## START

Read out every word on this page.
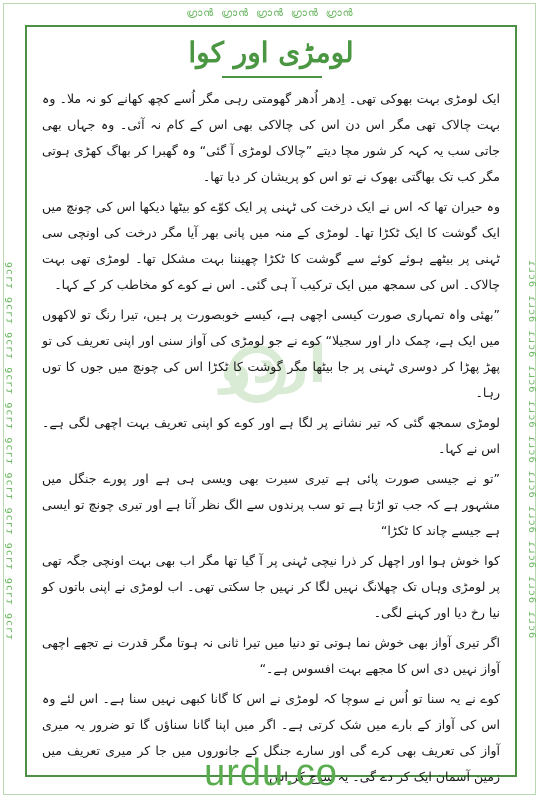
ഗ്രാൻ ഗ്രാൻ ഗ്രാൻ ഗ്രാൻ ഗ്രാൻ
ɾɹɔ6 ɾɹɔ6 ɾɹɔ6 ɾɹɔ6 ɾɹɔ6 ɾɹɔ6 ɾɹɔ6 ɾɹɔ6 ɾɹɔ6 ɾɹɔ6 ɾɹɔ6	ɾɹɔ6 ɾɹɔ6 ɾɹɔ6 ɾɹɔ6 ɾɹɔ6 ɾɹɔ6 ɾɹɔ6 ɾɹɔ6 ɾɹɔ6 ɾɹɔ6 ɾɹɔ6
اردو
لومڑی اور کوا

ایک لومڑی بہت بھوکی تھی۔ اِدھر اُدھر گھومتی رہی مگر اُسے کچھ کھانے کو نہ ملا۔ وہ بہت چالاک تھی مگر اس دن اس کی چالاکی بھی اس کے کام نہ آئی۔ وہ جہاں بھی جاتی سب یہ کہہ کر شور مچا دیتے ”چالاک لومڑی آ گئی“ وہ گھبرا کر بھاگ کھڑی ہوتی مگر کب تک بھاگتی بھوک نے تو اس کو پریشان کر دیا تھا۔

وہ حیران تھا کہ اس نے ایک درخت کی ٹہنی پر ایک کوّے کو بیٹھا دیکھا اس کی چونچ میں ایک گوشت کا ایک ٹکڑا تھا۔ لومڑی کے منہ میں پانی بھر آیا مگر درخت کی اونچی سی ٹہنی پر بیٹھے ہوئے کوئے سے گوشت کا ٹکڑا چھیننا بہت مشکل تھا۔ لومڑی تھی بہت چالاک۔ اس کی سمجھ میں ایک ترکیب آ ہی گئی۔ اس نے کوے کو مخاطب کر کے کہا۔

”بھئی واہ تمہاری صورت کیسی اچھی ہے، کیسے خوبصورت پر ہیں، تیرا رنگ تو لاکھوں میں ایک ہے، چمک دار اور سجیلا“ کوے نے جو لومڑی کی آواز سنی اور اپنی تعریف کی تو پھڑ پھڑا کر دوسری ٹہنی پر جا بیٹھا مگر گوشت کا ٹکڑا اس کی چونچ میں جوں کا توں رہا۔

لومڑی سمجھ گئی کہ تیر نشانے پر لگا ہے اور کوے کو اپنی تعریف بہت اچھی لگی ہے۔ اس نے کہا۔

”تو نے جیسی صورت پائی ہے تیری سیرت بھی ویسی ہی ہے اور پورے جنگل میں مشہور ہے کہ جب تو اڑتا ہے تو سب پرندوں سے الگ نظر آتا ہے اور تیری چونچ تو ایسی ہے جیسے چاند کا ٹکڑا“

کوا خوش ہوا اور اچھل کر ذرا نیچی ٹہنی پر آ گیا تھا مگر اب بھی بہت اونچی جگہ تھی پر لومڑی وہاں تک چھلانگ نہیں لگا کر نہیں جا سکتی تھی۔ اب لومڑی نے اپنی باتوں کو نیا رخ دیا اور کہنے لگی۔

اگر تیری آواز بھی خوش نما ہوتی تو دنیا میں تیرا ثانی نہ ہوتا مگر قدرت نے تجھے اچھی آواز نہیں دی اس کا مجھے بہت افسوس ہے۔“

کوے نے یہ سنا تو اُس نے سوچا کہ لومڑی نے اس کا گانا کبھی نہیں سنا ہے۔ اس لئے وہ اس کی آواز کے بارے میں شک کرتی ہے۔ اگر میں اپنا گانا سناؤں گا تو ضرور یہ میری آواز کی تعریف بھی کرے گی اور سارے جنگل کے جانوروں میں جا کر میری تعریف میں زمین آسمان ایک کر دے گی۔ یہ سوچ کر اس

urdu.co
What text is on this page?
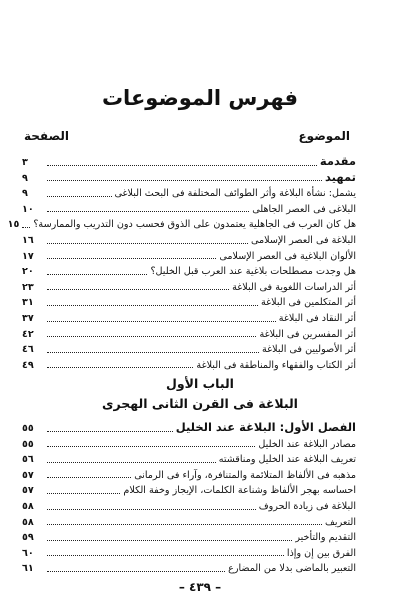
فهرس الموضوعات
الموضوع
الصفحة
مقدمة
٣
تمهيد
٩
يشمل: نشأة البلاغة وأثر الطوائف المختلفة فى البحث البلاغى
٩
البلاغى فى العصر الجاهلى
١٠
هل كان العرب فى الجاهلية يعتمدون على الذوق فحسب دون التدريب والممارسة؟
١٥
البلاغة فى العصر الإسلامى
١٦
الألوان البلاغية فى العصر الإسلامى
١٧
هل وجدت مصطلحات بلاغية عند العرب قبل الخليل؟
٢٠
أثر الدراسات اللغوية فى البلاغة
٢٣
أثر المتكلمين فى البلاغة
٣١
أثر النقاد فى البلاغة
٣٧
أثر المفسرين فى البلاغة
٤٢
أثر الأصوليين فى البلاغة
٤٦
أثر الكتاب والفقهاء والمناطقة فى البلاغة
٤٩
الباب الأول
البلاغة فى القرن الثانى الهجرى
الفصل الأول: البلاغة عند الخليل
٥٥
مصادر البلاغة عند الخليل
٥٥
تعريف البلاغة عند الخليل ومناقشته
٥٦
مذهبه فى الألفاظ المتلائمة والمتنافرة، وآراء فى الرمانى
٥٧
احساسه بهجر الألفاظ وشناعة الكلمات، الإيجاز وخفة الكلام
٥٧
البلاغة فى زيادة الحروف
٥٨
التعريف
٥٨
التقديم والتأخير
٥٩
الفرق بين إن وإذا
٦٠
التعبير بالماضى بدلا من المضارع
٦١
– ٤٣٩ –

## END

» THE TASK
Make a word-for-word copy of the entries, without any pictures.

» EXERCISE OUTPUT
Read out every word on this page.
ഗ്രാൻ ഗ്രാൻ ഗ്രാൻ ഗ്രാൻ ഗ്രാൻ
ɾɹɔ6 ɾɹɔ6 ɾɹɔ6 ɾɹɔ6 ɾɹɔ6 ɾɹɔ6 ɾɹɔ6 ɾɹɔ6 ɾɹɔ6 ɾɹɔ6 ɾɹɔ6	ɾɹɔ6 ɾɹɔ6 ɾɹɔ6 ɾɹɔ6 ɾɹɔ6 ɾɹɔ6 ɾɹɔ6 ɾɹɔ6 ɾɹɔ6 ɾɹɔ6 ɾɹɔ6
اردو
لومڑی اور کوا

ایک لومڑی بہت بھوکی تھی۔ اِدھر اُدھر گھومتی رہی مگر اُسے کچھ کھانے کو نہ ملا۔ وہ بہت چالاک تھی مگر اس دن اس کی چالاکی بھی اس کے کام نہ آئی۔ وہ جہاں بھی جاتی سب یہ کہہ کر شور مچا دیتے ”چالاک لومڑی آ گئی“ وہ گھبرا کر بھاگ کھڑی ہوتی مگر کب تک بھاگتی بھوک نے تو اس کو پریشان کر دیا تھا۔

وہ حیران تھا کہ اس نے ایک درخت کی ٹہنی پر ایک کوّے کو بیٹھا دیکھا اس کی چونچ میں ایک گوشت کا ایک ٹکڑا تھا۔ لومڑی کے منہ میں پانی بھر آیا مگر درخت کی اونچی سی ٹہنی پر بیٹھے ہوئے کوئے سے گوشت کا ٹکڑا چھیننا بہت مشکل تھا۔ لومڑی تھی بہت چالاک۔ اس کی سمجھ میں ایک ترکیب آ ہی گئی۔ اس نے کوے کو مخاطب کر کے کہا۔

”بھئی واہ تمہاری صورت کیسی اچھی ہے، کیسے خوبصورت پر ہیں، تیرا رنگ تو لاکھوں میں ایک ہے، چمک دار اور سجیلا“ کوے نے جو لومڑی کی آواز سنی اور اپنی تعریف کی تو پھڑ پھڑا کر دوسری ٹہنی پر جا بیٹھا مگر گوشت کا ٹکڑا اس کی چونچ میں جوں کا توں رہا۔

لومڑی سمجھ گئی کہ تیر نشانے پر لگا ہے اور کوے کو اپنی تعریف بہت اچھی لگی ہے۔ اس نے کہا۔

”تو نے جیسی صورت پائی ہے تیری سیرت بھی ویسی ہی ہے اور پورے جنگل میں مشہور ہے کہ جب تو اڑتا ہے تو سب پرندوں سے الگ نظر آتا ہے اور تیری چونچ تو ایسی ہے جیسے چاند کا ٹکڑا“

کوا خوش ہوا اور اچھل کر ذرا نیچی ٹہنی پر آ گیا تھا مگر اب بھی بہت اونچی جگہ تھی پر لومڑی وہاں تک چھلانگ نہیں لگا کر نہیں جا سکتی تھی۔ اب لومڑی نے اپنی باتوں کو نیا رخ دیا اور کہنے لگی۔

اگر تیری آواز بھی خوش نما ہوتی تو دنیا میں تیرا ثانی نہ ہوتا مگر قدرت نے تجھے اچھی آواز نہیں دی اس کا مجھے بہت افسوس ہے۔“

کوے نے یہ سنا تو اُس نے سوچا کہ لومڑی نے اس کا گانا کبھی نہیں سنا ہے۔ اس لئے وہ اس کی آواز کے بارے میں شک کرتی ہے۔ اگر میں اپنا گانا سناؤں گا تو ضرور یہ میری آواز کی تعریف بھی کرے گی اور سارے جنگل کے جانوروں میں جا کر میری تعریف میں زمین آسمان ایک کر دے گی۔ یہ سوچ کر اس

urdu.co
What text is on this page?
فهرس الموضوعات
الموضوع
الصفحة
مقدمة
٣
تمهيد
٩
يشمل: نشأة البلاغة وأثر الطوائف المختلفة فى البحث البلاغى
٩
البلاغى فى العصر الجاهلى
١٠
هل كان العرب فى الجاهلية يعتمدون على الذوق فحسب دون التدريب والممارسة؟
١٥
البلاغة فى العصر الإسلامى
١٦
الألوان البلاغية فى العصر الإسلامى
١٧
هل وجدت مصطلحات بلاغية عند العرب قبل الخليل؟
٢٠
أثر الدراسات اللغوية فى البلاغة
٢٣
أثر المتكلمين فى البلاغة
٣١
أثر النقاد فى البلاغة
٣٧
أثر المفسرين فى البلاغة
٤٢
أثر الأصوليين فى البلاغة
٤٦
أثر الكتاب والفقهاء والمناطقة فى البلاغة
٤٩
الباب الأول
البلاغة فى القرن الثانى الهجرى
الفصل الأول: البلاغة عند الخليل
٥٥
مصادر البلاغة عند الخليل
٥٥
تعريف البلاغة عند الخليل ومناقشته
٥٦
مذهبه فى الألفاظ المتلائمة والمتنافرة، وآراء فى الرمانى
٥٧
احساسه بهجر الألفاظ وشناعة الكلمات، الإيجاز وخفة الكلام
٥٧
البلاغة فى زيادة الحروف
٥٨
التعريف
٥٨
التقديم والتأخير
٥٩
الفرق بين إن وإذا
٦٠
التعبير بالماضى بدلا من المضارع
٦١
– ٤٣٩ –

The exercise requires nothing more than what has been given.